» **TASK INSTRUCTIONS**:
Give back the full material, exactly as it reads.

» **MATERIAL SHOWN**:
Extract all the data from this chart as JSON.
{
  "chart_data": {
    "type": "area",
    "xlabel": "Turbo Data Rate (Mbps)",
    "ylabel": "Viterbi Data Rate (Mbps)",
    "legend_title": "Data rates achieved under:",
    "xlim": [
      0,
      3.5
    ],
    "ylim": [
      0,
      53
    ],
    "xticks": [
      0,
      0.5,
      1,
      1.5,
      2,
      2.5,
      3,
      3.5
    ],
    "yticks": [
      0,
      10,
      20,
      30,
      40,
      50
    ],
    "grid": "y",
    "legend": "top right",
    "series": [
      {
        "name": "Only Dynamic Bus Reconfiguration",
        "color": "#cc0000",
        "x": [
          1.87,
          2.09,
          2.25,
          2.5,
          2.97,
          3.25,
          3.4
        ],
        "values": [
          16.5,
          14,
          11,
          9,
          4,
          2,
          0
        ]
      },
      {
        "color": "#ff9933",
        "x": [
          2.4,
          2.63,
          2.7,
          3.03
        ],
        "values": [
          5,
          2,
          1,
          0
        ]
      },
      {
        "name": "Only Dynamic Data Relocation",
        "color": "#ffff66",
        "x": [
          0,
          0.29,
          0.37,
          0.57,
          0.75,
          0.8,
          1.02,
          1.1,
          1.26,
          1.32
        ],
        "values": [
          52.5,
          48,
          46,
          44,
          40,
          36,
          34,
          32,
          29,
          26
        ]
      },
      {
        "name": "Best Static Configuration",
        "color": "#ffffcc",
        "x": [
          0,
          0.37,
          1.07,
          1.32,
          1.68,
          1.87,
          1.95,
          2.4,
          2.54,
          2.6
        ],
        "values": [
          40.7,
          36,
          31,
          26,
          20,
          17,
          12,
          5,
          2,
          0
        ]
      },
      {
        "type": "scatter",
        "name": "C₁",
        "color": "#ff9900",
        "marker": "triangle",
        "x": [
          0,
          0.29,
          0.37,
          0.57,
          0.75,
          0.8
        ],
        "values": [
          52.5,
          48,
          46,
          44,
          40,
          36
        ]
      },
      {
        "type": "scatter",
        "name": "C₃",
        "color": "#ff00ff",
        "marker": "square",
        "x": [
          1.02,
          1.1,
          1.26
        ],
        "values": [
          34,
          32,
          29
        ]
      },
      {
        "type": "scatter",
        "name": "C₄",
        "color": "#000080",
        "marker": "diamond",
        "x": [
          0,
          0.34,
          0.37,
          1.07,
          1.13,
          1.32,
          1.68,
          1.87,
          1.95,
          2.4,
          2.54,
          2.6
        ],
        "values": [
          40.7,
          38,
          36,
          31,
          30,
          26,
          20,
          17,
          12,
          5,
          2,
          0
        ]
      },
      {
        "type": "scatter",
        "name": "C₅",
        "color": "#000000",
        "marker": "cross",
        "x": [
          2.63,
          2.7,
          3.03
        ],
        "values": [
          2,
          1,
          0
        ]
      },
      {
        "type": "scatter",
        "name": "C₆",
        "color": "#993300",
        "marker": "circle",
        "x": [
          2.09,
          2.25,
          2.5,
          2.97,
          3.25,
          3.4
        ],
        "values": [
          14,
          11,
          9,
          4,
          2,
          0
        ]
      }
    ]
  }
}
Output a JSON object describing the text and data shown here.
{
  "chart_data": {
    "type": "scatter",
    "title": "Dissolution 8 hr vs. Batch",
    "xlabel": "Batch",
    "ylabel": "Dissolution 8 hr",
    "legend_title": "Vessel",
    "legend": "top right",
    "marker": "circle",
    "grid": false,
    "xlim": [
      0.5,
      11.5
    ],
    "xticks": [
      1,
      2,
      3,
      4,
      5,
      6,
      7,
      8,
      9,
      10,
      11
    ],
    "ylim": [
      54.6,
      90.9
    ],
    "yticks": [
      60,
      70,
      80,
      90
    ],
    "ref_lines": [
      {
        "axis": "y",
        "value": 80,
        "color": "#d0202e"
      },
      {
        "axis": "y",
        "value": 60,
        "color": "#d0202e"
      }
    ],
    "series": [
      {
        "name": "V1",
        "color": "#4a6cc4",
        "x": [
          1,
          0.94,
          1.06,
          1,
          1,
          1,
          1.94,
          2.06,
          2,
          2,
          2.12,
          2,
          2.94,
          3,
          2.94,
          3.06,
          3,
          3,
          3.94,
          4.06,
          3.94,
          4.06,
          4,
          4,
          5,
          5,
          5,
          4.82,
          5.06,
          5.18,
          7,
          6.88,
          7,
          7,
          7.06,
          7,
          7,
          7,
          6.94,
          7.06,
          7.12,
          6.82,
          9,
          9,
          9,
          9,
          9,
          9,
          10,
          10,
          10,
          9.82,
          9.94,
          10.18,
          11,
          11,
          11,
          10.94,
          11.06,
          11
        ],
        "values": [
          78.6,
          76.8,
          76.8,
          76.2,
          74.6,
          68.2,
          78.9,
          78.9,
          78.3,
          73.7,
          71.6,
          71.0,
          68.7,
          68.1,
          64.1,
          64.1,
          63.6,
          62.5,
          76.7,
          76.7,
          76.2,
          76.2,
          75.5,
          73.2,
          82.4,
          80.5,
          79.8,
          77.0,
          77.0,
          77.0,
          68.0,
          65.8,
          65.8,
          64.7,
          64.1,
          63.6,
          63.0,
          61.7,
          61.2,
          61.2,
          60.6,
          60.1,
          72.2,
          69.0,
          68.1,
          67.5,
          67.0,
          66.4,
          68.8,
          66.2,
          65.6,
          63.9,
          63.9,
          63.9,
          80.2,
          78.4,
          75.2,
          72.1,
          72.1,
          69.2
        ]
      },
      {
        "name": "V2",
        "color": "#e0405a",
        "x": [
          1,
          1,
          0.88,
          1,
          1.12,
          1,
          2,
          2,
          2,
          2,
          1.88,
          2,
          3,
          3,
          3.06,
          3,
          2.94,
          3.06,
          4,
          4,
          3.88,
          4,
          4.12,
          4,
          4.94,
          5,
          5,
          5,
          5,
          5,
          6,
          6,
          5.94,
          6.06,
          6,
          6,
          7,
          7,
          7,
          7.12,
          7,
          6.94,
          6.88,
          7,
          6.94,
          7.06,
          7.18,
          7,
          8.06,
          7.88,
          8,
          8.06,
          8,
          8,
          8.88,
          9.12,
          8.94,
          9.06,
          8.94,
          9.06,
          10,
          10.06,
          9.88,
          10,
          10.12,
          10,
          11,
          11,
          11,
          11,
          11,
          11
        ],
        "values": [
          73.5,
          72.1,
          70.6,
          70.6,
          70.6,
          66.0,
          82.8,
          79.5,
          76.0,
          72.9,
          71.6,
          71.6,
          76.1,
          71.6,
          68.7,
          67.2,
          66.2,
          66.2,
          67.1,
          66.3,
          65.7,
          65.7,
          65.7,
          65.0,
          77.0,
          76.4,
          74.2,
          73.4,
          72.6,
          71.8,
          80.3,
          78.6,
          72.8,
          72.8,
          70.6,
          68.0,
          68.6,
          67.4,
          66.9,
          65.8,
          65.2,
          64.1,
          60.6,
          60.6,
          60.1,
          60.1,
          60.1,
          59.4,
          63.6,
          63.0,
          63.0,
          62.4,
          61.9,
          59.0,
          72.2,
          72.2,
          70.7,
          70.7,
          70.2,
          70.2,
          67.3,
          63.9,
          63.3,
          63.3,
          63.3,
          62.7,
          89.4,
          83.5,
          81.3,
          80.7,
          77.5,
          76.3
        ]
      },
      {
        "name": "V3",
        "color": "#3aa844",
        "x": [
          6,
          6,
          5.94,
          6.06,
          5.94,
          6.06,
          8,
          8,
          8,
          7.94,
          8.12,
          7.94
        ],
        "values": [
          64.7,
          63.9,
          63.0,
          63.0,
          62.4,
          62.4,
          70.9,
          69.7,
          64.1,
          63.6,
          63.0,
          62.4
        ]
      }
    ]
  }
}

» **SOLUTION FOR THIS TASK**:
Extract all the data from this chart as JSON.
{
  "chart_data": {
    "type": "area",
    "xlabel": "Turbo Data Rate (Mbps)",
    "ylabel": "Viterbi Data Rate (Mbps)",
    "legend_title": "Data rates achieved under:",
    "xlim": [
      0,
      3.5
    ],
    "ylim": [
      0,
      53
    ],
    "xticks": [
      0,
      0.5,
      1,
      1.5,
      2,
      2.5,
      3,
      3.5
    ],
    "yticks": [
      0,
      10,
      20,
      30,
      40,
      50
    ],
    "grid": "y",
    "legend": "top right",
    "series": [
      {
        "name": "Only Dynamic Bus Reconfiguration",
        "color": "#cc0000",
        "x": [
          1.87,
          2.09,
          2.25,
          2.5,
          2.97,
          3.25,
          3.4
        ],
        "values": [
          16.5,
          14,
          11,
          9,
          4,
          2,
          0
        ]
      },
      {
        "color": "#ff9933",
        "x": [
          2.4,
          2.63,
          2.7,
          3.03
        ],
        "values": [
          5,
          2,
          1,
          0
        ]
      },
      {
        "name": "Only Dynamic Data Relocation",
        "color": "#ffff66",
        "x": [
          0,
          0.29,
          0.37,
          0.57,
          0.75,
          0.8,
          1.02,
          1.1,
          1.26,
          1.32
        ],
        "values": [
          52.5,
          48,
          46,
          44,
          40,
          36,
          34,
          32,
          29,
          26
        ]
      },
      {
        "name": "Best Static Configuration",
        "color": "#ffffcc",
        "x": [
          0,
          0.37,
          1.07,
          1.32,
          1.68,
          1.87,
          1.95,
          2.4,
          2.54,
          2.6
        ],
        "values": [
          40.7,
          36,
          31,
          26,
          20,
          17,
          12,
          5,
          2,
          0
        ]
      },
      {
        "type": "scatter",
        "name": "C₁",
        "color": "#ff9900",
        "marker": "triangle",
        "x": [
          0,
          0.29,
          0.37,
          0.57,
          0.75,
          0.8
        ],
        "values": [
          52.5,
          48,
          46,
          44,
          40,
          36
        ]
      },
      {
        "type": "scatter",
        "name": "C₃",
        "color": "#ff00ff",
        "marker": "square",
        "x": [
          1.02,
          1.1,
          1.26
        ],
        "values": [
          34,
          32,
          29
        ]
      },
      {
        "type": "scatter",
        "name": "C₄",
        "color": "#000080",
        "marker": "diamond",
        "x": [
          0,
          0.34,
          0.37,
          1.07,
          1.13,
          1.32,
          1.68,
          1.87,
          1.95,
          2.4,
          2.54,
          2.6
        ],
        "values": [
          40.7,
          38,
          36,
          31,
          30,
          26,
          20,
          17,
          12,
          5,
          2,
          0
        ]
      },
      {
        "type": "scatter",
        "name": "C₅",
        "color": "#000000",
        "marker": "cross",
        "x": [
          2.63,
          2.7,
          3.03
        ],
        "values": [
          2,
          1,
          0
        ]
      },
      {
        "type": "scatter",
        "name": "C₆",
        "color": "#993300",
        "marker": "circle",
        "x": [
          2.09,
          2.25,
          2.5,
          2.97,
          3.25,
          3.4
        ],
        "values": [
          14,
          11,
          9,
          4,
          2,
          0
        ]
      }
    ]
  }
}
Output a JSON object describing the text and data shown here.
{
  "chart_data": {
    "type": "scatter",
    "title": "Dissolution 8 hr vs. Batch",
    "xlabel": "Batch",
    "ylabel": "Dissolution 8 hr",
    "legend_title": "Vessel",
    "legend": "top right",
    "marker": "circle",
    "grid": false,
    "xlim": [
      0.5,
      11.5
    ],
    "xticks": [
      1,
      2,
      3,
      4,
      5,
      6,
      7,
      8,
      9,
      10,
      11
    ],
    "ylim": [
      54.6,
      90.9
    ],
    "yticks": [
      60,
      70,
      80,
      90
    ],
    "ref_lines": [
      {
        "axis": "y",
        "value": 80,
        "color": "#d0202e"
      },
      {
        "axis": "y",
        "value": 60,
        "color": "#d0202e"
      }
    ],
    "series": [
      {
        "name": "V1",
        "color": "#4a6cc4",
        "x": [
          1,
          0.94,
          1.06,
          1,
          1,
          1,
          1.94,
          2.06,
          2,
          2,
          2.12,
          2,
          2.94,
          3,
          2.94,
          3.06,
          3,
          3,
          3.94,
          4.06,
          3.94,
          4.06,
          4,
          4,
          5,
          5,
          5,
          4.82,
          5.06,
          5.18,
          7,
          6.88,
          7,
          7,
          7.06,
          7,
          7,
          7,
          6.94,
          7.06,
          7.12,
          6.82,
          9,
          9,
          9,
          9,
          9,
          9,
          10,
          10,
          10,
          9.82,
          9.94,
          10.18,
          11,
          11,
          11,
          10.94,
          11.06,
          11
        ],
        "values": [
          78.6,
          76.8,
          76.8,
          76.2,
          74.6,
          68.2,
          78.9,
          78.9,
          78.3,
          73.7,
          71.6,
          71.0,
          68.7,
          68.1,
          64.1,
          64.1,
          63.6,
          62.5,
          76.7,
          76.7,
          76.2,
          76.2,
          75.5,
          73.2,
          82.4,
          80.5,
          79.8,
          77.0,
          77.0,
          77.0,
          68.0,
          65.8,
          65.8,
          64.7,
          64.1,
          63.6,
          63.0,
          61.7,
          61.2,
          61.2,
          60.6,
          60.1,
          72.2,
          69.0,
          68.1,
          67.5,
          67.0,
          66.4,
          68.8,
          66.2,
          65.6,
          63.9,
          63.9,
          63.9,
          80.2,
          78.4,
          75.2,
          72.1,
          72.1,
          69.2
        ]
      },
      {
        "name": "V2",
        "color": "#e0405a",
        "x": [
          1,
          1,
          0.88,
          1,
          1.12,
          1,
          2,
          2,
          2,
          2,
          1.88,
          2,
          3,
          3,
          3.06,
          3,
          2.94,
          3.06,
          4,
          4,
          3.88,
          4,
          4.12,
          4,
          4.94,
          5,
          5,
          5,
          5,
          5,
          6,
          6,
          5.94,
          6.06,
          6,
          6,
          7,
          7,
          7,
          7.12,
          7,
          6.94,
          6.88,
          7,
          6.94,
          7.06,
          7.18,
          7,
          8.06,
          7.88,
          8,
          8.06,
          8,
          8,
          8.88,
          9.12,
          8.94,
          9.06,
          8.94,
          9.06,
          10,
          10.06,
          9.88,
          10,
          10.12,
          10,
          11,
          11,
          11,
          11,
          11,
          11
        ],
        "values": [
          73.5,
          72.1,
          70.6,
          70.6,
          70.6,
          66.0,
          82.8,
          79.5,
          76.0,
          72.9,
          71.6,
          71.6,
          76.1,
          71.6,
          68.7,
          67.2,
          66.2,
          66.2,
          67.1,
          66.3,
          65.7,
          65.7,
          65.7,
          65.0,
          77.0,
          76.4,
          74.2,
          73.4,
          72.6,
          71.8,
          80.3,
          78.6,
          72.8,
          72.8,
          70.6,
          68.0,
          68.6,
          67.4,
          66.9,
          65.8,
          65.2,
          64.1,
          60.6,
          60.6,
          60.1,
          60.1,
          60.1,
          59.4,
          63.6,
          63.0,
          63.0,
          62.4,
          61.9,
          59.0,
          72.2,
          72.2,
          70.7,
          70.7,
          70.2,
          70.2,
          67.3,
          63.9,
          63.3,
          63.3,
          63.3,
          62.7,
          89.4,
          83.5,
          81.3,
          80.7,
          77.5,
          76.3
        ]
      },
      {
        "name": "V3",
        "color": "#3aa844",
        "x": [
          6,
          6,
          5.94,
          6.06,
          5.94,
          6.06,
          8,
          8,
          8,
          7.94,
          8.12,
          7.94
        ],
        "values": [
          64.7,
          63.9,
          63.0,
          63.0,
          62.4,
          62.4,
          70.9,
          69.7,
          64.1,
          63.6,
          63.0,
          62.4
        ]
      }
    ]
  }
}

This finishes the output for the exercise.